Goal of the exercise ->
Exactly as written, quote every line that follows, skipping the images.

Data extracted from a collection ->
################

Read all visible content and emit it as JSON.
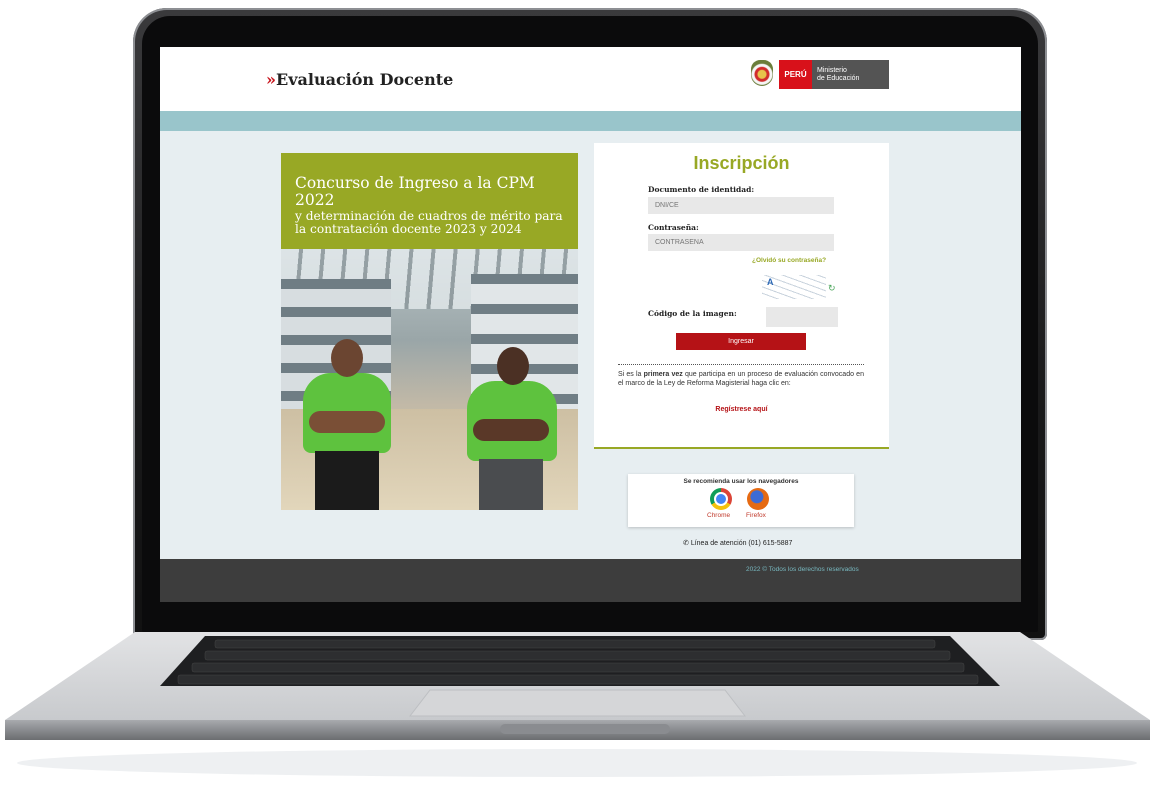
{
  "header": {
    "brand_mark": "»",
    "brand_title": "Evaluación Docente",
    "logo": {
      "country": "PERÚ",
      "ministry_line1": "Ministerio",
      "ministry_line2": "de Educación"
    }
  },
  "banner": {
    "title": "Concurso de Ingreso a la CPM 2022",
    "subtitle": "y determinación de cuadros de mérito para la contratación docente 2023 y 2024"
  },
  "form": {
    "title": "Inscripción",
    "document_label": "Documento de identidad:",
    "document_placeholder": "DNI/CE",
    "password_label": "Contraseña:",
    "password_placeholder": "CONTRASEÑA",
    "forgot_link": "¿Olvidó su contraseña?",
    "captcha_char": "A",
    "captcha_label": "Código de la imagen:",
    "submit": "Ingresar",
    "info_prefix": "Si es la",
    "info_bold": "primera vez",
    "info_suffix": "que participa en un proceso de evaluación convocado en el marco de la Ley de Reforma Magisterial haga clic en:",
    "register_link": "Regístrese aquí"
  },
  "browsers": {
    "title": "Se recomienda usar los navegadores",
    "items": [
      "Chrome",
      "Firefox"
    ]
  },
  "support": {
    "phone": "Línea de atención (01) 615-5887"
  },
  "footer": {
    "copyright": "2022 © Todos los derechos reservados"
  },
  "colors": {
    "accent_green": "#98a825",
    "brand_red": "#b51216",
    "teal": "#99c5cb"
  }
}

################

Written solution ->
Read all visible content and emit it as JSON.
{
  "header": {
    "brand_mark": "»",
    "brand_title": "Evaluación Docente",
    "logo": {
      "country": "PERÚ",
      "ministry_line1": "Ministerio",
      "ministry_line2": "de Educación"
    }
  },
  "banner": {
    "title": "Concurso de Ingreso a la CPM 2022",
    "subtitle": "y determinación de cuadros de mérito para la contratación docente 2023 y 2024"
  },
  "form": {
    "title": "Inscripción",
    "document_label": "Documento de identidad:",
    "document_placeholder": "DNI/CE",
    "password_label": "Contraseña:",
    "password_placeholder": "CONTRASEÑA",
    "forgot_link": "¿Olvidó su contraseña?",
    "captcha_char": "A",
    "captcha_label": "Código de la imagen:",
    "submit": "Ingresar",
    "info_prefix": "Si es la",
    "info_bold": "primera vez",
    "info_suffix": "que participa en un proceso de evaluación convocado en el marco de la Ley de Reforma Magisterial haga clic en:",
    "register_link": "Regístrese aquí"
  },
  "browsers": {
    "title": "Se recomienda usar los navegadores",
    "items": [
      "Chrome",
      "Firefox"
    ]
  },
  "support": {
    "phone": "Línea de atención (01) 615-5887"
  },
  "footer": {
    "copyright": "2022 © Todos los derechos reservados"
  },
  "colors": {
    "accent_green": "#98a825",
    "brand_red": "#b51216",
    "teal": "#99c5cb"
  }
}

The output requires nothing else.